* **Data for this exercise**:
---+---
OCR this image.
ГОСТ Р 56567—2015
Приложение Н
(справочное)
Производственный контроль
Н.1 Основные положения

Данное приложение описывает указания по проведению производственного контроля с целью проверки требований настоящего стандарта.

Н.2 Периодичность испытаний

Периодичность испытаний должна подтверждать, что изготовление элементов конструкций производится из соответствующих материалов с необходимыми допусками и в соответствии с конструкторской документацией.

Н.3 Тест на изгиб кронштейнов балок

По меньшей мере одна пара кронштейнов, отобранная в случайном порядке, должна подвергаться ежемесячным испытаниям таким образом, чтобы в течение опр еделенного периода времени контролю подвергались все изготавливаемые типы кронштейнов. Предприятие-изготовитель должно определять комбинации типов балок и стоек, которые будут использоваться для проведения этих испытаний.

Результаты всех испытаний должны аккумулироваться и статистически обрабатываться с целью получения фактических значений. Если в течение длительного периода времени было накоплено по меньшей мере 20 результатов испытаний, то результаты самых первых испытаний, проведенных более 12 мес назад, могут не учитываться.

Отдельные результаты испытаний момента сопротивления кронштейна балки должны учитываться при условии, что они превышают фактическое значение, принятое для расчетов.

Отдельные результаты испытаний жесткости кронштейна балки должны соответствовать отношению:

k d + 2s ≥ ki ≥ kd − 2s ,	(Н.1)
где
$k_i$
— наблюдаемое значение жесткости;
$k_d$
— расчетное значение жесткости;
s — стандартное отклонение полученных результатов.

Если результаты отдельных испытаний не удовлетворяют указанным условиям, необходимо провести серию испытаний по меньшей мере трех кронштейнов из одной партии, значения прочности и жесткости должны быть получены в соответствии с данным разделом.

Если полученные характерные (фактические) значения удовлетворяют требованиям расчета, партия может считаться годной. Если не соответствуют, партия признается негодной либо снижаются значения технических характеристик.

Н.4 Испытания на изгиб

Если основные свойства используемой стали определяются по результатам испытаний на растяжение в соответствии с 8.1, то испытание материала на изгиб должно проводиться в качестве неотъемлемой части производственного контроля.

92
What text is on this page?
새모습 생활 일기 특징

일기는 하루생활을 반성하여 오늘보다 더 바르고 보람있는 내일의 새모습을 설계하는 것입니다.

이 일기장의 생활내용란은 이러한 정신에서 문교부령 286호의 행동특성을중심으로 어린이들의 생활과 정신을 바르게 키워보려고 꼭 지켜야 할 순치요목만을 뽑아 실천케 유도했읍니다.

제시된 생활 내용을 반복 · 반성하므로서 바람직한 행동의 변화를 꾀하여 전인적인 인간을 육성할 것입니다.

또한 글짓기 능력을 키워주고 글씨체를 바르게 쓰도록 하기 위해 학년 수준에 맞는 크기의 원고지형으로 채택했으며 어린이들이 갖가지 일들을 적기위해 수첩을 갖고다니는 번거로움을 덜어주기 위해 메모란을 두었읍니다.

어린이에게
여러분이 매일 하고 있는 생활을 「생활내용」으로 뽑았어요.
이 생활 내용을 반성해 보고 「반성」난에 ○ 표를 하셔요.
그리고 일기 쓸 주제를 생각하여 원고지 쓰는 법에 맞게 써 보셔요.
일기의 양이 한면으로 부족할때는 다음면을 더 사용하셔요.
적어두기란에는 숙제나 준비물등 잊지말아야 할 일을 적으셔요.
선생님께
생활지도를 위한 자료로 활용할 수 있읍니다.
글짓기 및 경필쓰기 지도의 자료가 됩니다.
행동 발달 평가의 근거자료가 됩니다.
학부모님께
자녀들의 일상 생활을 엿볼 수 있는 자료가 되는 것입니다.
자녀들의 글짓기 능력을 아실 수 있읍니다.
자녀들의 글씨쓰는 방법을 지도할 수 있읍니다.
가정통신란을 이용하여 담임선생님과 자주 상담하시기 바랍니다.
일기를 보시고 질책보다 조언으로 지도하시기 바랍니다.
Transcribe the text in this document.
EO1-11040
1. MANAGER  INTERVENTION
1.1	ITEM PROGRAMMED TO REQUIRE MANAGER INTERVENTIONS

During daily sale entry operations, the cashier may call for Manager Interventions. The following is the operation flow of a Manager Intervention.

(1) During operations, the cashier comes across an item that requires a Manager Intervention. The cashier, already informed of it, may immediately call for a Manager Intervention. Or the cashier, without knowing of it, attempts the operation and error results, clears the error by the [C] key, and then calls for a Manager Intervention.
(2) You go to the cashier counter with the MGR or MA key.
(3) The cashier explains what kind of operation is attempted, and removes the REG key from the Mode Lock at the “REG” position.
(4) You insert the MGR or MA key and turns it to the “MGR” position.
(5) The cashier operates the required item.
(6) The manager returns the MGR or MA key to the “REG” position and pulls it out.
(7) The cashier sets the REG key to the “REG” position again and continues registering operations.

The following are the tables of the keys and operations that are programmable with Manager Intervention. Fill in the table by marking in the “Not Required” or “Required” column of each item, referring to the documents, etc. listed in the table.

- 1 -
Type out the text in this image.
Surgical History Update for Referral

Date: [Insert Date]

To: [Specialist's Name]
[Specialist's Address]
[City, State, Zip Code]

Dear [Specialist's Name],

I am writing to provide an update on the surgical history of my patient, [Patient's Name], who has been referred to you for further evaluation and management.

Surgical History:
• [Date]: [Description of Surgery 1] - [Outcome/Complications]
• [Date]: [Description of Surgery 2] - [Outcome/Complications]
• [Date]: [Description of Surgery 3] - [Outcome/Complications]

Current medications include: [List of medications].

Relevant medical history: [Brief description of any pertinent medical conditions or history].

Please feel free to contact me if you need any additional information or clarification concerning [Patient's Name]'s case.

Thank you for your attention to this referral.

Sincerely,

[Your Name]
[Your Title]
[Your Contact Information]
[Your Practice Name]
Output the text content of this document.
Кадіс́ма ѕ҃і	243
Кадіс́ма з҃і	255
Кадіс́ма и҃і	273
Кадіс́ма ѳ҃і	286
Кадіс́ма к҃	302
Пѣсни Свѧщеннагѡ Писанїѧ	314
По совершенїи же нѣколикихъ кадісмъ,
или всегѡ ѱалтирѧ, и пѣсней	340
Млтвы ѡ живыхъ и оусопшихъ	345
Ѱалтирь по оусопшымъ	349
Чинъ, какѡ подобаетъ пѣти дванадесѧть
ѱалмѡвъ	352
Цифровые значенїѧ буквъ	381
---+---
* **Problem statement**:
Tell how many lines of the material above hold "Surgery", answering with a bare number.

* **The result**:
3